EXERCISE DIRECTIONS
Extract all lines from the data beneath that include the word "integration".

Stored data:
--------------------

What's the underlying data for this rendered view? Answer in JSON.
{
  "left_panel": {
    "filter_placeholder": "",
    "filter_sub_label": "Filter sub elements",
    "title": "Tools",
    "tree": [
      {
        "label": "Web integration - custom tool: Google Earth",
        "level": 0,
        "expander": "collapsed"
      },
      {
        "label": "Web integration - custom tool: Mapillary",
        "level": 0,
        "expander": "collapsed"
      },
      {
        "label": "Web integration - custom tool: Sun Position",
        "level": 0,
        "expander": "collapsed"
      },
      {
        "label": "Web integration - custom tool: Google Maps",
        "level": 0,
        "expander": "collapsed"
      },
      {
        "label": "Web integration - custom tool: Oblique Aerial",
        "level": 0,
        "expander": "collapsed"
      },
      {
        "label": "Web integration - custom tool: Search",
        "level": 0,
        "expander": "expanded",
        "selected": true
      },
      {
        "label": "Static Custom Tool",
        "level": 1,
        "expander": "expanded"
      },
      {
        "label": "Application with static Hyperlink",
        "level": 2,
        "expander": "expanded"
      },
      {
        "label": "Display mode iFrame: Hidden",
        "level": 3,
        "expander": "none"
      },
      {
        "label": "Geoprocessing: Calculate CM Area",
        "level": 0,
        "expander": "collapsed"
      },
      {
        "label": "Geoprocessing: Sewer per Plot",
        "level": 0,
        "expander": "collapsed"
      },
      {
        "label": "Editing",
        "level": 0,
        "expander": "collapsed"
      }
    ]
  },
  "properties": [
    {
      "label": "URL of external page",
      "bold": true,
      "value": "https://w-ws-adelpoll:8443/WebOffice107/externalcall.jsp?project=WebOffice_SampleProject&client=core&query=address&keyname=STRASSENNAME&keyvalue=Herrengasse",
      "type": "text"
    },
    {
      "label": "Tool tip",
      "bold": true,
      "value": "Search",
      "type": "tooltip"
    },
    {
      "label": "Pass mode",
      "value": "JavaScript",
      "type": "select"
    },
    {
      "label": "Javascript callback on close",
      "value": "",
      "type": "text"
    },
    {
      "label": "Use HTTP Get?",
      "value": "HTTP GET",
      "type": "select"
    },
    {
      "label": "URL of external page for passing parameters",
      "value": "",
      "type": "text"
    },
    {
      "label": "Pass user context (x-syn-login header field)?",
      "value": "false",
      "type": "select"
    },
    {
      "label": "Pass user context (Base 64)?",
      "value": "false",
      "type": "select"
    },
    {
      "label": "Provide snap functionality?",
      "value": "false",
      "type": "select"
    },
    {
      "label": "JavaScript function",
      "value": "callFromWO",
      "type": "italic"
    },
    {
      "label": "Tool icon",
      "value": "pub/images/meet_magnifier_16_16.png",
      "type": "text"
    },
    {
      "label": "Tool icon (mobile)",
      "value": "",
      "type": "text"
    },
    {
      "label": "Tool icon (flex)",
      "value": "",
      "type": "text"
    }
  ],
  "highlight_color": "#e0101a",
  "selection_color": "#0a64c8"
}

--------------------

FULL OUTPUT
        "label": "Web integration - custom tool: Google Earth",
        "label": "Web integration - custom tool: Mapillary",
        "label": "Web integration - custom tool: Sun Position",
        "label": "Web integration - custom tool: Google Maps",
        "label": "Web integration - custom tool: Oblique Aerial",
        "label": "Web integration - custom tool: Search",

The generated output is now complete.